(Figure record extracts)
┄┄┄┄┄┄┄┄┄┄
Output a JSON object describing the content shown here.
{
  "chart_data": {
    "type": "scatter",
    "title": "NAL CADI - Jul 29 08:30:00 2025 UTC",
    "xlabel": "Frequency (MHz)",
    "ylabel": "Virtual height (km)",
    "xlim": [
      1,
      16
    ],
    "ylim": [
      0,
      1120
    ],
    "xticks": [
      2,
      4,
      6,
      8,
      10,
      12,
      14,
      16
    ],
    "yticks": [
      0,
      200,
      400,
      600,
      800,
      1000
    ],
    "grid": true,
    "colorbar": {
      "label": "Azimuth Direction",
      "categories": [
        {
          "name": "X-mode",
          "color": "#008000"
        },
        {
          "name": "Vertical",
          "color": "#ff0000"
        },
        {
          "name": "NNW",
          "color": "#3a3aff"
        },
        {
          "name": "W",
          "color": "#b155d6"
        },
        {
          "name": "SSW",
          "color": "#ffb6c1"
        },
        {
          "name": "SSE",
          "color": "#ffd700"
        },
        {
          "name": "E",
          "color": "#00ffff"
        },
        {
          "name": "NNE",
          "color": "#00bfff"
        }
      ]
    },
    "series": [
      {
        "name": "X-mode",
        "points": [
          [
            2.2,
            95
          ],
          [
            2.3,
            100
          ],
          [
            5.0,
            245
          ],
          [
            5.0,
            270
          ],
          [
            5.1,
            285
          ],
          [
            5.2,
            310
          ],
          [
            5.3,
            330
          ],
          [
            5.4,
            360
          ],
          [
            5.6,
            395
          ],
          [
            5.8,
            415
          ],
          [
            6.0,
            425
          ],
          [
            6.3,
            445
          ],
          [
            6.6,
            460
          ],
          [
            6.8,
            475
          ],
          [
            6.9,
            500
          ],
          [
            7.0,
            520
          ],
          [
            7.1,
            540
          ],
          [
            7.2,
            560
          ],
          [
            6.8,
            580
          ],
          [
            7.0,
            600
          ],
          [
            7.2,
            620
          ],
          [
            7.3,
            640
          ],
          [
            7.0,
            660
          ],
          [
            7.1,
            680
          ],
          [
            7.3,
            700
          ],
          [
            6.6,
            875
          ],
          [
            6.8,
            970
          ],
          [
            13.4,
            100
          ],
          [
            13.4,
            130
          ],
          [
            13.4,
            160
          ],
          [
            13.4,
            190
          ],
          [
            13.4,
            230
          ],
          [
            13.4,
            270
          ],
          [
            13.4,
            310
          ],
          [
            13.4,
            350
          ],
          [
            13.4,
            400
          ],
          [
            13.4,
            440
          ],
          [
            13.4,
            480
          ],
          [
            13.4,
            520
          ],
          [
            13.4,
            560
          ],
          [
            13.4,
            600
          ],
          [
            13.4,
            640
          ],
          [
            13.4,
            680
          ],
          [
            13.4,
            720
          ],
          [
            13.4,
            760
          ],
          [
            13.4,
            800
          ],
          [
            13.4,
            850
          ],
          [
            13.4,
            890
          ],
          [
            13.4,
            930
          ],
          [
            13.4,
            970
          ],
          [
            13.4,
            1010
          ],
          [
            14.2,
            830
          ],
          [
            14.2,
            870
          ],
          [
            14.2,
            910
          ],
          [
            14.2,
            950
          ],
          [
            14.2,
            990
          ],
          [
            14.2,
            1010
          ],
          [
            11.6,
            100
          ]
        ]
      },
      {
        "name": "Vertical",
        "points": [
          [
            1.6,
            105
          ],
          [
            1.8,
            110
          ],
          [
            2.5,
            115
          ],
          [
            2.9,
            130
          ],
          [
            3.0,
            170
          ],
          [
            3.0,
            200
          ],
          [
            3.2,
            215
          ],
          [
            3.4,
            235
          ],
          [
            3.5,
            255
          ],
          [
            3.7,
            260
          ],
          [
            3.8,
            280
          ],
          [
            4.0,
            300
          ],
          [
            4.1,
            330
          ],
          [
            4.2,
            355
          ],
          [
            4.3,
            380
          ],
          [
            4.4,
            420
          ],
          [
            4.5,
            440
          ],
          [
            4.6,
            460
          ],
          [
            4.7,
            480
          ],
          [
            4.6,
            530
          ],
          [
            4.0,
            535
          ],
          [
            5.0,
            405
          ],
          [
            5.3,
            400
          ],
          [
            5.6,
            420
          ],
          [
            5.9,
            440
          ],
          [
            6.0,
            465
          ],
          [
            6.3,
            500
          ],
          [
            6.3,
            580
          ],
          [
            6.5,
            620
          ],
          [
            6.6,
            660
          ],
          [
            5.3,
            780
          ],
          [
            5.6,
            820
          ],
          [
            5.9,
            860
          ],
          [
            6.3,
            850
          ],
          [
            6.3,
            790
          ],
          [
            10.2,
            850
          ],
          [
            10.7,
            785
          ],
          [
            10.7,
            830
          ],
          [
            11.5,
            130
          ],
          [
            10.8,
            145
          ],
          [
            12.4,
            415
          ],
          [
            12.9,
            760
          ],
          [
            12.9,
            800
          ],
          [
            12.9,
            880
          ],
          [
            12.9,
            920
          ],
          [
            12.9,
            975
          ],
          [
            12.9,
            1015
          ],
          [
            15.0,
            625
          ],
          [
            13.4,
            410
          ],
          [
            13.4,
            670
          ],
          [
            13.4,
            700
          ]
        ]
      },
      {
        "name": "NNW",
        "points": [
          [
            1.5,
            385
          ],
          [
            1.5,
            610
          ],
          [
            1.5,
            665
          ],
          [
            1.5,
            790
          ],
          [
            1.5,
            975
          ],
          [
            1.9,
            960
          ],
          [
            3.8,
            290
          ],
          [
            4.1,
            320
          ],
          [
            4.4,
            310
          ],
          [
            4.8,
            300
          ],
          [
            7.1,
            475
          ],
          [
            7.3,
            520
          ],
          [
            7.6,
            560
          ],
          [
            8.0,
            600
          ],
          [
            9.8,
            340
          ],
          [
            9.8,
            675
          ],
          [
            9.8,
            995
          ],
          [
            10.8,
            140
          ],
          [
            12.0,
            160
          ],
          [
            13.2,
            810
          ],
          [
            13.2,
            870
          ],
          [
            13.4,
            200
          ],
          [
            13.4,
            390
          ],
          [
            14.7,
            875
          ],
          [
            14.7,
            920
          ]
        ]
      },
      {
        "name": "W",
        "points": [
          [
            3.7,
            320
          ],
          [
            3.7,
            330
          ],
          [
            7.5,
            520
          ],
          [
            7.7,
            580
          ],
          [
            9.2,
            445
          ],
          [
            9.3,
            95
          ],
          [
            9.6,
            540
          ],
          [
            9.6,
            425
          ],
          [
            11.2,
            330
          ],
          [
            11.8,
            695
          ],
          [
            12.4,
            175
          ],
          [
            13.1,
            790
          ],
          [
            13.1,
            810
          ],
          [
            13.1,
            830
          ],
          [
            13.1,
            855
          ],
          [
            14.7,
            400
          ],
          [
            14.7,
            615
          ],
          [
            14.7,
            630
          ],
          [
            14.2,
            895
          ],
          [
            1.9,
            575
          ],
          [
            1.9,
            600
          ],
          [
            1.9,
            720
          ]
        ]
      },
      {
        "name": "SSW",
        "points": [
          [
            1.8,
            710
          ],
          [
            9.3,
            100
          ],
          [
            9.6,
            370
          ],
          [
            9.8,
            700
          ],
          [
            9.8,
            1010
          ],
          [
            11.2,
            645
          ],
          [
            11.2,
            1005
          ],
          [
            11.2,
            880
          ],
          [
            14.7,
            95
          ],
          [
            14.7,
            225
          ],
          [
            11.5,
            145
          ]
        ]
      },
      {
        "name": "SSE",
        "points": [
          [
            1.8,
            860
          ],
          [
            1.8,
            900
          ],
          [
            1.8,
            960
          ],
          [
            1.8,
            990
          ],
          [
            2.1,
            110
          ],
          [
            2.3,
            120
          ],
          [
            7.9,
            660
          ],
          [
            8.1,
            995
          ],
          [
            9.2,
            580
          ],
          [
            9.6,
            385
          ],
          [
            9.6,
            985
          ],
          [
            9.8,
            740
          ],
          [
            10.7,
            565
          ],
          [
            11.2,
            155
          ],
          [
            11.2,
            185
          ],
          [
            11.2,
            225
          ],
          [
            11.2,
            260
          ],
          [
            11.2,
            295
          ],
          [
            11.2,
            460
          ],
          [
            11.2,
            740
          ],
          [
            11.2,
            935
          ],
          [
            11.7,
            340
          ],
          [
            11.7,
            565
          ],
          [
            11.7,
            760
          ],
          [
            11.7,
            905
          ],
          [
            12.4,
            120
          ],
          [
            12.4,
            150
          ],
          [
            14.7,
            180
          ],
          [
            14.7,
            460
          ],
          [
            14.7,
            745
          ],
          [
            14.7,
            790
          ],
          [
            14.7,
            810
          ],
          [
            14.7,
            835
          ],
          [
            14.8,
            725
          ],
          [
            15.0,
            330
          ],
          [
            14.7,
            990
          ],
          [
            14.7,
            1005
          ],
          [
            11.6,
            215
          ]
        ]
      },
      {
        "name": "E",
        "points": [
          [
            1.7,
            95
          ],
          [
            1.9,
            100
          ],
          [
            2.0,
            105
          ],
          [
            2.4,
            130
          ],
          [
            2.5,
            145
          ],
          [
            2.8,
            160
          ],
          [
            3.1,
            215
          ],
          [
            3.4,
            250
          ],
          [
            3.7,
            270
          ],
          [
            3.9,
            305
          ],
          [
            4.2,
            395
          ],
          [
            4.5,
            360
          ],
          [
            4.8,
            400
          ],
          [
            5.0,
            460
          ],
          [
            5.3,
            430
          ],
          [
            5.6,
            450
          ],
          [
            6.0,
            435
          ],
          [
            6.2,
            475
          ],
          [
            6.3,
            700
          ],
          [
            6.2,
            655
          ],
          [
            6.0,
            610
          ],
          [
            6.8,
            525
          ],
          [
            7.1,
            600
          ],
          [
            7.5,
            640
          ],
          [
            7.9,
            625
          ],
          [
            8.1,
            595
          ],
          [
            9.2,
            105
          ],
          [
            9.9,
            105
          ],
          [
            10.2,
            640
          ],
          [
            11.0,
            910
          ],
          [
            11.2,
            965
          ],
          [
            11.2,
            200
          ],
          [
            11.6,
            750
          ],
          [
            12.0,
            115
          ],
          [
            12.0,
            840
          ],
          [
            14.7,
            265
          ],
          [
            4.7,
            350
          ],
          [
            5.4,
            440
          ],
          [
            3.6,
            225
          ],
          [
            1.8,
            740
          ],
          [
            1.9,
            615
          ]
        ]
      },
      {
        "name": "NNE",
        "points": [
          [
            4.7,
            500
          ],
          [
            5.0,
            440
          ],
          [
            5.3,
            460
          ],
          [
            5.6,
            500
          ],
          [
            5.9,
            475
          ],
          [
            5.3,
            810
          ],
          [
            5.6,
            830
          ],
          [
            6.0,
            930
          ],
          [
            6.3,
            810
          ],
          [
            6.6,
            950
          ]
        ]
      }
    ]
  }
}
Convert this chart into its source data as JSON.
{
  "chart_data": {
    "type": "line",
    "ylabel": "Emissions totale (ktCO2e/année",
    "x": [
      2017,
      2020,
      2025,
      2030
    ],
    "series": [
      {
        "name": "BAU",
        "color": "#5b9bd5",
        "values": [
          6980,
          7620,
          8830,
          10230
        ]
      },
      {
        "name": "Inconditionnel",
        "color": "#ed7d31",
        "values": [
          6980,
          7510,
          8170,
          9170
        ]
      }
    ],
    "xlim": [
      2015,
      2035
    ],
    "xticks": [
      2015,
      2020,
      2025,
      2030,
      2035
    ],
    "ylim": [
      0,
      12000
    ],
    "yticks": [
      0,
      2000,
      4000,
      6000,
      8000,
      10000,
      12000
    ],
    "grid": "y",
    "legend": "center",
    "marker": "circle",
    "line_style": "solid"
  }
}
┄┄┄┄┄┄┄┄┄┄
## Instructions for the task
Transcribe exactly the line containing "Convert this chart" and all remaining lines of the material, ending with the last one.

## Task result
Convert this chart into its source data as JSON.
{
  "chart_data": {
    "type": "line",
    "ylabel": "Emissions totale (ktCO2e/année",
    "x": [
      2017,
      2020,
      2025,
      2030
    ],
    "series": [
      {
        "name": "BAU",
        "color": "#5b9bd5",
        "values": [
          6980,
          7620,
          8830,
          10230
        ]
      },
      {
        "name": "Inconditionnel",
        "color": "#ed7d31",
        "values": [
          6980,
          7510,
          8170,
          9170
        ]
      }
    ],
    "xlim": [
      2015,
      2035
    ],
    "xticks": [
      2015,
      2020,
      2025,
      2030,
      2035
    ],
    "ylim": [
      0,
      12000
    ],
    "yticks": [
      0,
      2000,
      4000,
      6000,
      8000,
      10000,
      12000
    ],
    "grid": "y",
    "legend": "center",
    "marker": "circle",
    "line_style": "solid"
  }
}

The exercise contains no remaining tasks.